**Work to complete**
Set down every entry again word for word, please, but skip the pictures.

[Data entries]

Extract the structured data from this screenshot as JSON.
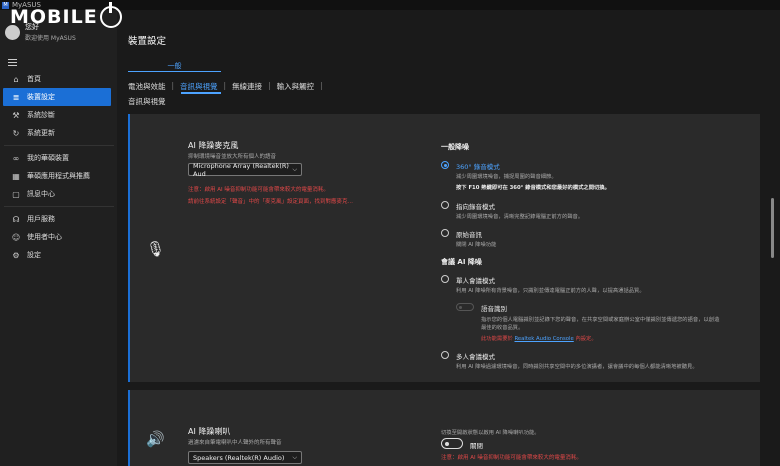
{
  "titlebar": {
    "app_name": "MyASUS"
  },
  "watermark": {
    "text": "MOBILE"
  },
  "profile": {
    "name": "您好",
    "subtitle": "歡迎使用 MyASUS"
  },
  "nav": {
    "group1": [
      {
        "label": "首頁",
        "icon": "home-icon",
        "glyph": "⌂",
        "active": false
      },
      {
        "label": "裝置設定",
        "icon": "sliders-icon",
        "glyph": "≣",
        "active": true
      },
      {
        "label": "系統診斷",
        "icon": "wrench-icon",
        "glyph": "⚒",
        "active": false
      },
      {
        "label": "系統更新",
        "icon": "refresh-icon",
        "glyph": "↻",
        "active": false
      }
    ],
    "group2": [
      {
        "label": "我的華碩裝置",
        "icon": "link-icon",
        "glyph": "∞",
        "active": false
      },
      {
        "label": "華碩應用程式與推薦",
        "icon": "grid-icon",
        "glyph": "▦",
        "active": false
      },
      {
        "label": "訊息中心",
        "icon": "message-icon",
        "glyph": "▢",
        "active": false
      }
    ],
    "group3": [
      {
        "label": "用戶服務",
        "icon": "headset-icon",
        "glyph": "☊",
        "active": false
      },
      {
        "label": "使用者中心",
        "icon": "user-icon",
        "glyph": "☺",
        "active": false
      },
      {
        "label": "設定",
        "icon": "gear-icon",
        "glyph": "⚙",
        "active": false
      }
    ]
  },
  "main": {
    "title": "裝置設定",
    "section_tab": "一般",
    "subtabs": [
      "電池與效能",
      "音訊與視覺",
      "無線連接",
      "輸入與觸控"
    ],
    "active_subtab": 1,
    "crumb": "音訊與視覺"
  },
  "mic_card": {
    "title": "AI 降躁麥克風",
    "desc": "抑制環境噪音並放大所有個人的語音",
    "select_value": "Microphone Array (Realtek(R) Aud",
    "warn1": "注意：啟用 AI 噪音抑制功能可能會帶來較大的電量消耗。",
    "warn2": "請前往系統設定「聲音」中的「麥克風」設定頁面，找到對應麥克風並將語音強化設定為「關閉」",
    "general_title": "一般降噪",
    "options": [
      {
        "label": "360° 錄音模式",
        "desc": "減少周圍環境噪音，捕捉周圍的聲音細節。",
        "desc2": "按下 F10 熱鍵即可在 360° 錄音模式和您最好的模式之間切換。"
      },
      {
        "label": "指向錄音模式",
        "desc": "減少周圍環境噪音，清晰完整記錄電腦正前方的聲音。"
      },
      {
        "label": "原始音訊",
        "desc": "關閉 AI 降噪功能"
      }
    ],
    "meeting_title": "會議 AI 降噪",
    "meeting_options": [
      {
        "label": "單人會議模式",
        "desc": "利用 AI 降噪所有背景噪音，只識別並傳達電腦正前方的人聲，以提高通話品質。"
      },
      {
        "label": "多人會議模式",
        "desc": "利用 AI 降噪過濾環境噪音，同時識別共享空間中的多位演講者，讓會議中的每個人都能清晰地被聽見。"
      }
    ],
    "voice_id": {
      "label": "語音識別",
      "desc1": "指示您的個人電腦識別並記錄下您的聲音，在共享空間或家庭辦公室中僅識別並傳遞您的語音，以創造",
      "desc2": "最佳的收音品質。",
      "red_prefix": "此功能需要於",
      "link": "Realtek Audio Console",
      "red_suffix": "內設定。"
    }
  },
  "speaker_card": {
    "title": "AI 降躁喇叭",
    "desc": "過濾來自筆電喇叭中人聲外的所有聲音",
    "select_value": "Speakers (Realtek(R) Audio)",
    "toggle_hint": "切換至開啟狀態以啟用 AI 降噪喇叭功能。",
    "toggle_label": "關閉",
    "warn": "注意：啟用 AI 噪音抑制功能可能會帶來較大的電量消耗。"
  }
}
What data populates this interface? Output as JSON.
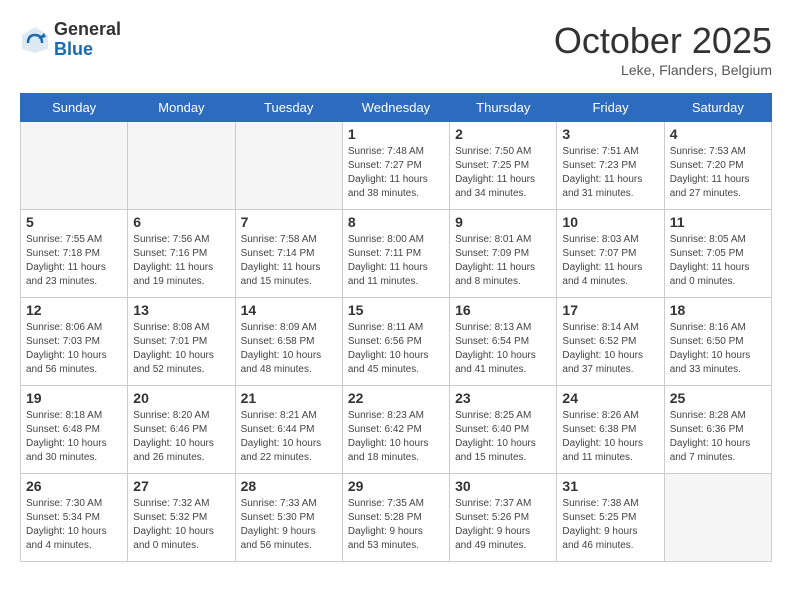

**Result of the task**
Extract the structured data from this screenshot as JSON.
{
  "titlebar": {
    "app_name": "MyASUS"
  },
  "watermark": {
    "text": "MOBILE"
  },
  "profile": {
    "name": "您好",
    "subtitle": "歡迎使用 MyASUS"
  },
  "nav": {
    "group1": [
      {
        "label": "首頁",
        "icon": "home-icon",
        "glyph": "⌂",
        "active": false
      },
      {
        "label": "裝置設定",
        "icon": "sliders-icon",
        "glyph": "≣",
        "active": true
      },
      {
        "label": "系統診斷",
        "icon": "wrench-icon",
        "glyph": "⚒",
        "active": false
      },
      {
        "label": "系統更新",
        "icon": "refresh-icon",
        "glyph": "↻",
        "active": false
      }
    ],
    "group2": [
      {
        "label": "我的華碩裝置",
        "icon": "link-icon",
        "glyph": "∞",
        "active": false
      },
      {
        "label": "華碩應用程式與推薦",
        "icon": "grid-icon",
        "glyph": "▦",
        "active": false
      },
      {
        "label": "訊息中心",
        "icon": "message-icon",
        "glyph": "▢",
        "active": false
      }
    ],
    "group3": [
      {
        "label": "用戶服務",
        "icon": "headset-icon",
        "glyph": "☊",
        "active": false
      },
      {
        "label": "使用者中心",
        "icon": "user-icon",
        "glyph": "☺",
        "active": false
      },
      {
        "label": "設定",
        "icon": "gear-icon",
        "glyph": "⚙",
        "active": false
      }
    ]
  },
  "main": {
    "title": "裝置設定",
    "section_tab": "一般",
    "subtabs": [
      "電池與效能",
      "音訊與視覺",
      "無線連接",
      "輸入與觸控"
    ],
    "active_subtab": 1,
    "crumb": "音訊與視覺"
  },
  "mic_card": {
    "title": "AI 降躁麥克風",
    "desc": "抑制環境噪音並放大所有個人的語音",
    "select_value": "Microphone Array (Realtek(R) Aud",
    "warn1": "注意：啟用 AI 噪音抑制功能可能會帶來較大的電量消耗。",
    "warn2": "請前往系統設定「聲音」中的「麥克風」設定頁面，找到對應麥克風並將語音強化設定為「關閉」",
    "general_title": "一般降噪",
    "options": [
      {
        "label": "360° 錄音模式",
        "desc": "減少周圍環境噪音，捕捉周圍的聲音細節。",
        "desc2": "按下 F10 熱鍵即可在 360° 錄音模式和您最好的模式之間切換。"
      },
      {
        "label": "指向錄音模式",
        "desc": "減少周圍環境噪音，清晰完整記錄電腦正前方的聲音。"
      },
      {
        "label": "原始音訊",
        "desc": "關閉 AI 降噪功能"
      }
    ],
    "meeting_title": "會議 AI 降噪",
    "meeting_options": [
      {
        "label": "單人會議模式",
        "desc": "利用 AI 降噪所有背景噪音，只識別並傳達電腦正前方的人聲，以提高通話品質。"
      },
      {
        "label": "多人會議模式",
        "desc": "利用 AI 降噪過濾環境噪音，同時識別共享空間中的多位演講者，讓會議中的每個人都能清晰地被聽見。"
      }
    ],
    "voice_id": {
      "label": "語音識別",
      "desc1": "指示您的個人電腦識別並記錄下您的聲音，在共享空間或家庭辦公室中僅識別並傳遞您的語音，以創造",
      "desc2": "最佳的收音品質。",
      "red_prefix": "此功能需要於",
      "link": "Realtek Audio Console",
      "red_suffix": "內設定。"
    }
  },
  "speaker_card": {
    "title": "AI 降躁喇叭",
    "desc": "過濾來自筆電喇叭中人聲外的所有聲音",
    "select_value": "Speakers (Realtek(R) Audio)",
    "toggle_hint": "切換至開啟狀態以啟用 AI 降噪喇叭功能。",
    "toggle_label": "關閉",
    "warn": "注意：啟用 AI 噪音抑制功能可能會帶來較大的電量消耗。"
  }
}
What data populates this interface? Output as JSON.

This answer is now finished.